--- Begin ---
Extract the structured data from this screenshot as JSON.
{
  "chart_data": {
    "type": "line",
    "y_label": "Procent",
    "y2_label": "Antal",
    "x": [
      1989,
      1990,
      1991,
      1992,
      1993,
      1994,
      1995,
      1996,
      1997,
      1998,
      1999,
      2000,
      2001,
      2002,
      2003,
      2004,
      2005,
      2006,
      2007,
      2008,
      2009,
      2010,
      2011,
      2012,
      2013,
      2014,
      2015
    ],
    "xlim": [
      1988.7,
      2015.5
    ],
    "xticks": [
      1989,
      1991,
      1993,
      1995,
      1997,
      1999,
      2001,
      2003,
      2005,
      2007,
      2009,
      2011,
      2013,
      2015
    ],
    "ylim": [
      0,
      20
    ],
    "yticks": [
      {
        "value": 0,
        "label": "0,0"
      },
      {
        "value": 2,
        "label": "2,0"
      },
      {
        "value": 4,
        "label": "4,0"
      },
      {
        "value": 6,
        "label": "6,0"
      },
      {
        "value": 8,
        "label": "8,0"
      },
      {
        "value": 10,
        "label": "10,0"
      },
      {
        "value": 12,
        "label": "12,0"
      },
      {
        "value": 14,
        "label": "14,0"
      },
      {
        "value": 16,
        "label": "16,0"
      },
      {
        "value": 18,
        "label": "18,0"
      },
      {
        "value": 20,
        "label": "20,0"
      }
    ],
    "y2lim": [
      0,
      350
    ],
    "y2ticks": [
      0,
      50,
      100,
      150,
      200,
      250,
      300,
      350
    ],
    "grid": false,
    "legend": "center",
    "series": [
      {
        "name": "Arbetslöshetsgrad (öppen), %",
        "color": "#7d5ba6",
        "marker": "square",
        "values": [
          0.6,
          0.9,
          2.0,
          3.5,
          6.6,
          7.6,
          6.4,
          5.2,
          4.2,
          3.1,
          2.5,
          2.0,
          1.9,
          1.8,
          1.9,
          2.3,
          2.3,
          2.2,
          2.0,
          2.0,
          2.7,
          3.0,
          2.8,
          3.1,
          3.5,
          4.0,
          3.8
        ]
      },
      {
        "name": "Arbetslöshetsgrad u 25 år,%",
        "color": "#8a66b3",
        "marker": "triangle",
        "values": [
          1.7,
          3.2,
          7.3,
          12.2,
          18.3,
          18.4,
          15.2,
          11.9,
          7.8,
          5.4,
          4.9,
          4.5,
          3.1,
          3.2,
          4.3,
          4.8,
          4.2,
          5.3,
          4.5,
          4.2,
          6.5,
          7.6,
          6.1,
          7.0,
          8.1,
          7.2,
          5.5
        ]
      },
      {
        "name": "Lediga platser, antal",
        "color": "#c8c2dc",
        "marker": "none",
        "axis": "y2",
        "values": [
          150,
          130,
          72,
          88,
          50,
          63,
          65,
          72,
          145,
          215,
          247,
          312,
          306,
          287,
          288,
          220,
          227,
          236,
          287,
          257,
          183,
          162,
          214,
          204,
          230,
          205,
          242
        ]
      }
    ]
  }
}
--- End ---
What you need to do: Across the material above, count every line holding "Arbetslöshetsgrad" and write down only the number.

The result: 2